(Stored items)

··········

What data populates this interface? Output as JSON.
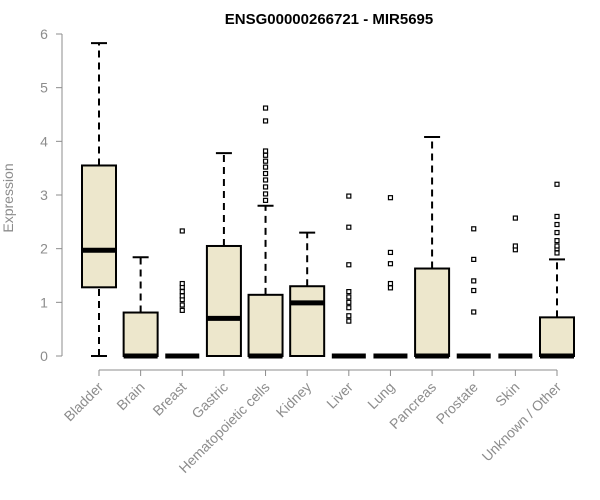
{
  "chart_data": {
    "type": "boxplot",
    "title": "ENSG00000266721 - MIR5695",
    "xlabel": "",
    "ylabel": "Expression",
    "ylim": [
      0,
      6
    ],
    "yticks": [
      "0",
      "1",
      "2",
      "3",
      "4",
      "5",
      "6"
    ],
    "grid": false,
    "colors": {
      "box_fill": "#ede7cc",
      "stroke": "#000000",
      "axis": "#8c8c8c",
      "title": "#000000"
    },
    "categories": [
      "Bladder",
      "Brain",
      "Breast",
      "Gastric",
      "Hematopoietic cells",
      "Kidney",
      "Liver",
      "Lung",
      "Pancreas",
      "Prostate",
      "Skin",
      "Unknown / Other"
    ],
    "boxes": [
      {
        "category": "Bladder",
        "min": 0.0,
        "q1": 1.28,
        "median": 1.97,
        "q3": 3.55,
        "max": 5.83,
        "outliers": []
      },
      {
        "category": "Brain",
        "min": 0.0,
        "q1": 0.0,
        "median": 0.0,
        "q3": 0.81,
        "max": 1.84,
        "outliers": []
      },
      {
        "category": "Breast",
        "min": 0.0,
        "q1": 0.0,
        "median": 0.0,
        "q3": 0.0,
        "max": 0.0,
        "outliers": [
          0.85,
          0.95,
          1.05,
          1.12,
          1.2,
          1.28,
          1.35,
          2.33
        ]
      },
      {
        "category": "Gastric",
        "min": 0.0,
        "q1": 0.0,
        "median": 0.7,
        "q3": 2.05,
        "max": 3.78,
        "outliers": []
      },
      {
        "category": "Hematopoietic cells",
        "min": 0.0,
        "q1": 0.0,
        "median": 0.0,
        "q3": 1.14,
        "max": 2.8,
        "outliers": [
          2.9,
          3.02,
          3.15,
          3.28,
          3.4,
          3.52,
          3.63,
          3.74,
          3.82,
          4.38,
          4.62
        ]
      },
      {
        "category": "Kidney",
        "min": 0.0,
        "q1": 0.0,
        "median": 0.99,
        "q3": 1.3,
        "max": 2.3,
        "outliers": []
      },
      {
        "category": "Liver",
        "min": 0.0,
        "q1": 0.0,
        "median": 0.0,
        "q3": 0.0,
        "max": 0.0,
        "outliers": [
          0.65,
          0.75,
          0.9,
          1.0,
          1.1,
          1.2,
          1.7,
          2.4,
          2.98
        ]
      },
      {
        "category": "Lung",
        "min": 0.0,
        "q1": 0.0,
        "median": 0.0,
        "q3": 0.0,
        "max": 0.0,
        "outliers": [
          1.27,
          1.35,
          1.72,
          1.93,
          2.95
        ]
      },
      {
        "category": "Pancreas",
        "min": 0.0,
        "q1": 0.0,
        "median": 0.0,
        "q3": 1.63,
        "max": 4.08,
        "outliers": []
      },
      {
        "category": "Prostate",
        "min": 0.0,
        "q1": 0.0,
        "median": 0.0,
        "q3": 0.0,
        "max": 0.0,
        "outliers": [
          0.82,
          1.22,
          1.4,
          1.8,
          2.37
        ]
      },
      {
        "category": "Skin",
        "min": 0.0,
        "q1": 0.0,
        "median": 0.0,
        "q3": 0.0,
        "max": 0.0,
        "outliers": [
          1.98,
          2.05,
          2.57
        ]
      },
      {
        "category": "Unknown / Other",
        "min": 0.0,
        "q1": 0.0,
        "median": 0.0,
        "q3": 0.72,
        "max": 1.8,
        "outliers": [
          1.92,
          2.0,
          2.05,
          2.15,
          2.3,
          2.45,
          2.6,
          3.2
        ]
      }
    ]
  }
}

··········

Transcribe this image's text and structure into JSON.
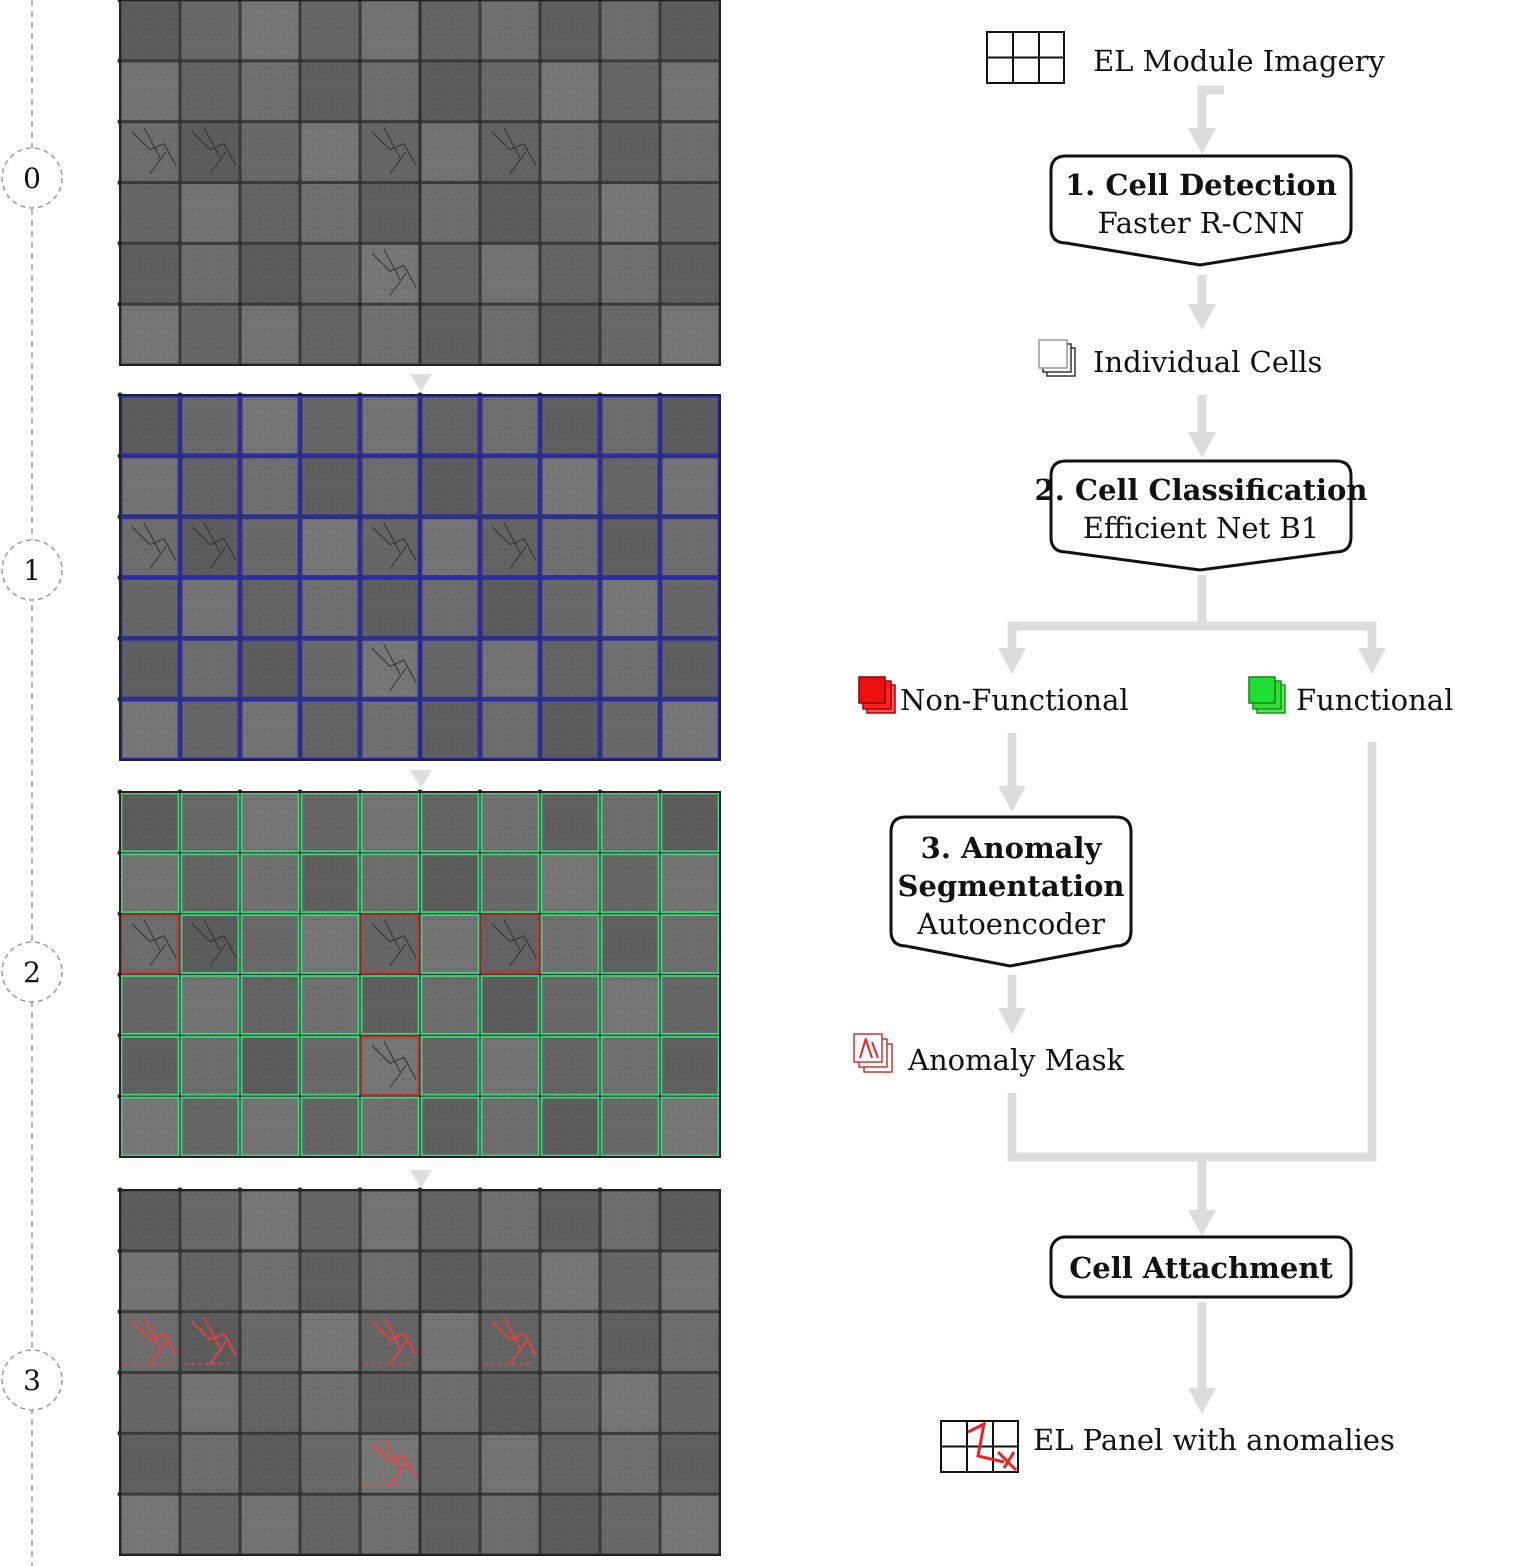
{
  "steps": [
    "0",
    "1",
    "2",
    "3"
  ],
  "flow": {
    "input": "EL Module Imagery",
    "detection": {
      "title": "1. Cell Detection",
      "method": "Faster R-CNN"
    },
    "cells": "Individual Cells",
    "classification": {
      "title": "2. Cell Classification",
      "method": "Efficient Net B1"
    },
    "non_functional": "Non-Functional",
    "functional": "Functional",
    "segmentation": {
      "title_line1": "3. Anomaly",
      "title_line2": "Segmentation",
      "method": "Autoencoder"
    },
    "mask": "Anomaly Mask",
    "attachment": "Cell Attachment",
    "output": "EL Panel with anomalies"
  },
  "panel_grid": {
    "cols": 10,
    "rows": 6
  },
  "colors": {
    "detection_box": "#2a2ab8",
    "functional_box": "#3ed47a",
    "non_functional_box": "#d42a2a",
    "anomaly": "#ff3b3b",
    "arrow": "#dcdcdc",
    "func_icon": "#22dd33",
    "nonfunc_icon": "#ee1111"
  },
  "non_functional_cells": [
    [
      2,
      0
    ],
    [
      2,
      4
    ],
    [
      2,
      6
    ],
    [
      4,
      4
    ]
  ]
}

··········

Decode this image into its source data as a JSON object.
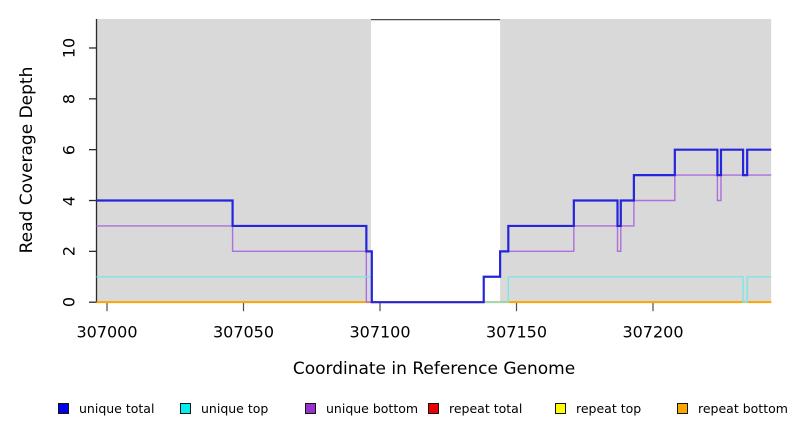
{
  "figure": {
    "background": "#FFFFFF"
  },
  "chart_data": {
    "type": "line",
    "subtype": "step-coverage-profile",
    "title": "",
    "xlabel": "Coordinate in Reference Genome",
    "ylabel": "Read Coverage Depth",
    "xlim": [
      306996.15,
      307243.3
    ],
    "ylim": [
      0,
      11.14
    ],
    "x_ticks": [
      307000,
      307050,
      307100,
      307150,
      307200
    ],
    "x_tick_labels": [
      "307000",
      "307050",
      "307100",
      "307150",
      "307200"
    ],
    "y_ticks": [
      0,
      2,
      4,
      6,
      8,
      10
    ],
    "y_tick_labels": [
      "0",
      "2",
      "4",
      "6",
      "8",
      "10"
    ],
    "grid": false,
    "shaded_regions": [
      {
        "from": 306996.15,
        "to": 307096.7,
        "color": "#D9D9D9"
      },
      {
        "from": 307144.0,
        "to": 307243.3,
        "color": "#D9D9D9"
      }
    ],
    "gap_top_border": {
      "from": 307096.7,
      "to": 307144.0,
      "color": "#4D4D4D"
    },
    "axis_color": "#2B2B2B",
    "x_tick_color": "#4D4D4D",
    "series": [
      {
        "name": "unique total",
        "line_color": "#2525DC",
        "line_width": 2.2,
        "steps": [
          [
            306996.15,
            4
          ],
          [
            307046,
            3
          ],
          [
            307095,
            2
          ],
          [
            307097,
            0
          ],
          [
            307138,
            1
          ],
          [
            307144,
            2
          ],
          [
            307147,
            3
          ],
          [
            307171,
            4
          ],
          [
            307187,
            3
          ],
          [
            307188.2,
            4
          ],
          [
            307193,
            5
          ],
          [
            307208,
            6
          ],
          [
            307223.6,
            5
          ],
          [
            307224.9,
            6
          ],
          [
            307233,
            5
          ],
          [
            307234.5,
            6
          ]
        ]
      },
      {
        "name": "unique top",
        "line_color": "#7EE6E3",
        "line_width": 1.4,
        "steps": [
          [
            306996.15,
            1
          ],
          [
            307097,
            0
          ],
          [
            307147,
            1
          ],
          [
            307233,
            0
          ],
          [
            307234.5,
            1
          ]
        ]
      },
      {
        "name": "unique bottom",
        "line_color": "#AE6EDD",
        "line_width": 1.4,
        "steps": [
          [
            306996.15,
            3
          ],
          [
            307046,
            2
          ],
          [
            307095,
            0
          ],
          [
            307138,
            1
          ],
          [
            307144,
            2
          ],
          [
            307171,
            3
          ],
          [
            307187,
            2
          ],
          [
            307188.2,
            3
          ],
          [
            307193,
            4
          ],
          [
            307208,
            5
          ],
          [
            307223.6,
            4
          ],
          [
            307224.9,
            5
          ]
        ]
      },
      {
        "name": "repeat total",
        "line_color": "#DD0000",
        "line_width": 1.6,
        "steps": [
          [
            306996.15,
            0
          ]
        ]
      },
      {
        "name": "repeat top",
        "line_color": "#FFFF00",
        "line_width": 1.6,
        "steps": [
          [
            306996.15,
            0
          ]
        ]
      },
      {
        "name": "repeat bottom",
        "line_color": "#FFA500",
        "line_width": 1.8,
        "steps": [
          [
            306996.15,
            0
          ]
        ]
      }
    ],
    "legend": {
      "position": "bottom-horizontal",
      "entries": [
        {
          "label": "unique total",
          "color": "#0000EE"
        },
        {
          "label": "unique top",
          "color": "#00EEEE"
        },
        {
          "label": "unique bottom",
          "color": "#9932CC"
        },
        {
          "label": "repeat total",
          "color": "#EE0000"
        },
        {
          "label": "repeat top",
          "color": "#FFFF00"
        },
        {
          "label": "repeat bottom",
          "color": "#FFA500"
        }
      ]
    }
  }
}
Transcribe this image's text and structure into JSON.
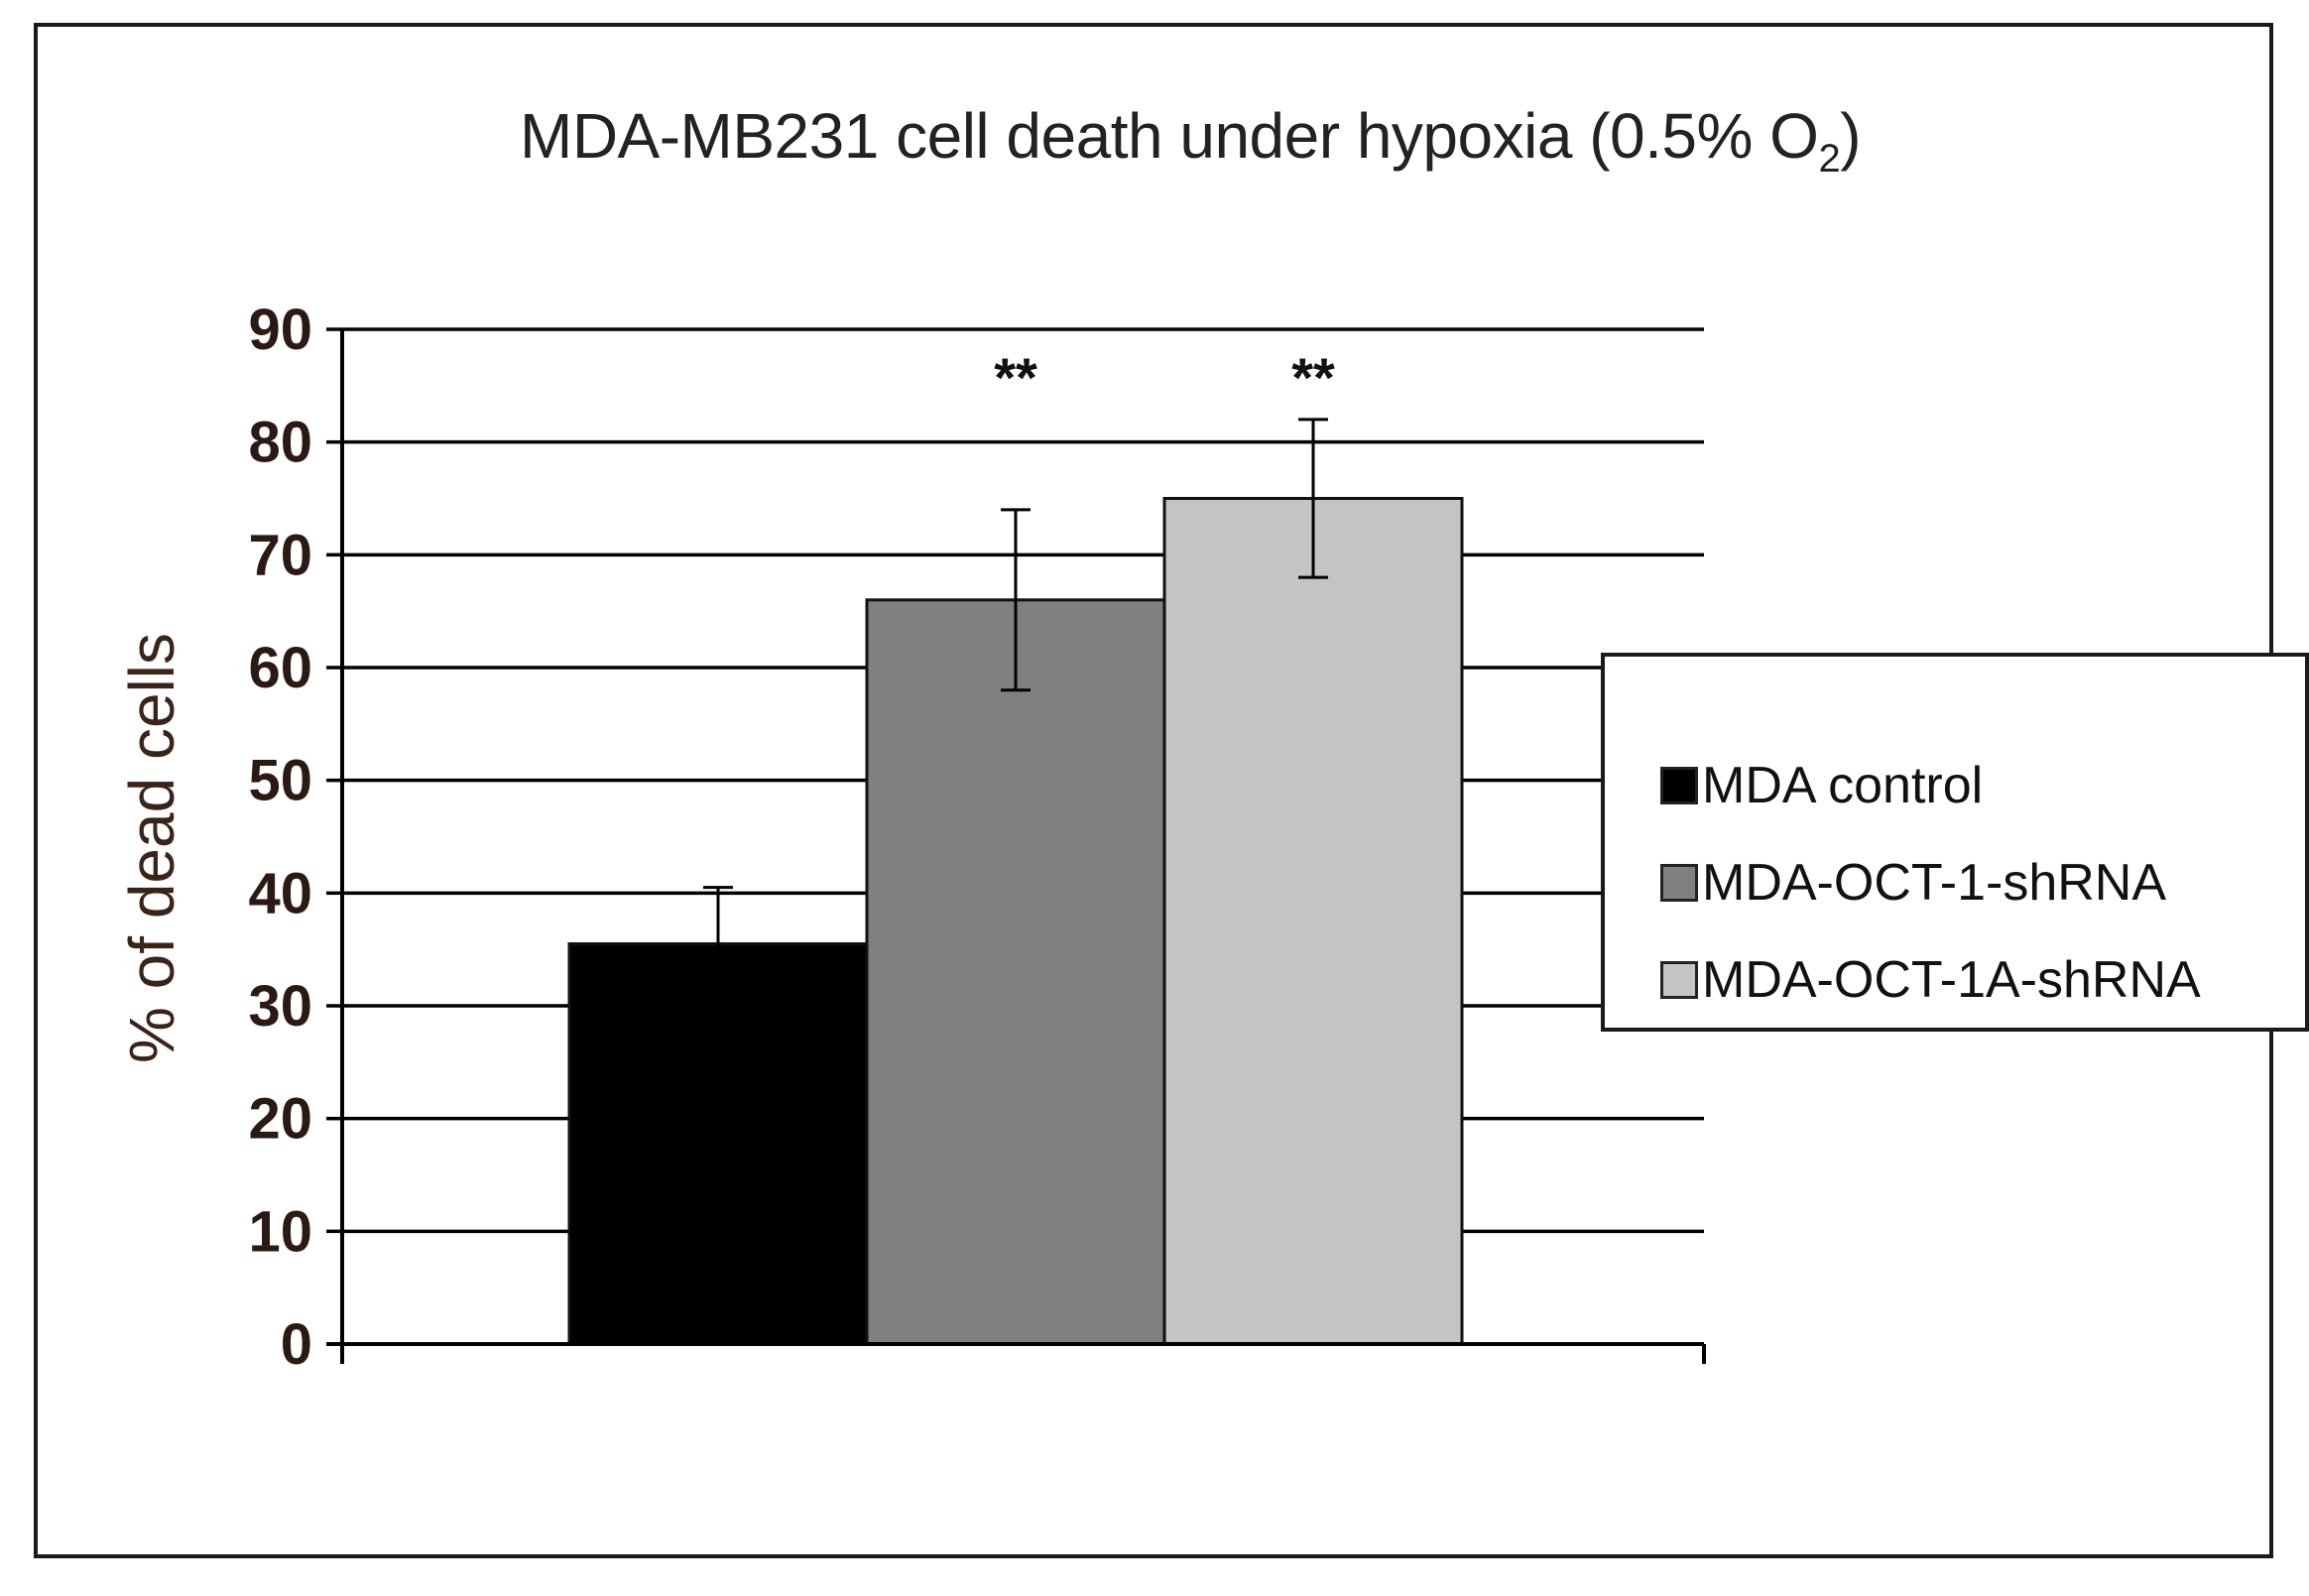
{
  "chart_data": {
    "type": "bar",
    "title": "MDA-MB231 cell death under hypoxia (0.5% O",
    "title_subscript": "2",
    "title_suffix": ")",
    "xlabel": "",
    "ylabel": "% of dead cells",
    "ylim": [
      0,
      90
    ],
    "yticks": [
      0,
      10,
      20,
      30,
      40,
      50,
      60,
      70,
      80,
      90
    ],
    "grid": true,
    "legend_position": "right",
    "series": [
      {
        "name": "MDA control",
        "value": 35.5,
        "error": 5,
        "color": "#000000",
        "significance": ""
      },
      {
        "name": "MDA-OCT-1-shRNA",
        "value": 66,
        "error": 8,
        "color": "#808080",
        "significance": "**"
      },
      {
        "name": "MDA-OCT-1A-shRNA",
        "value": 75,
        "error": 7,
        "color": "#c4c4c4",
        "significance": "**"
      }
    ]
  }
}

··········

The problem ▸ The expected output is every line of the records in which the string "repeat" appears.

Response below ▸
        "name": "repeat total",
        "name": "repeat top",
        "name": "repeat bottom",
          "label": "repeat total",
          "label": "repeat top",
          "label": "repeat bottom",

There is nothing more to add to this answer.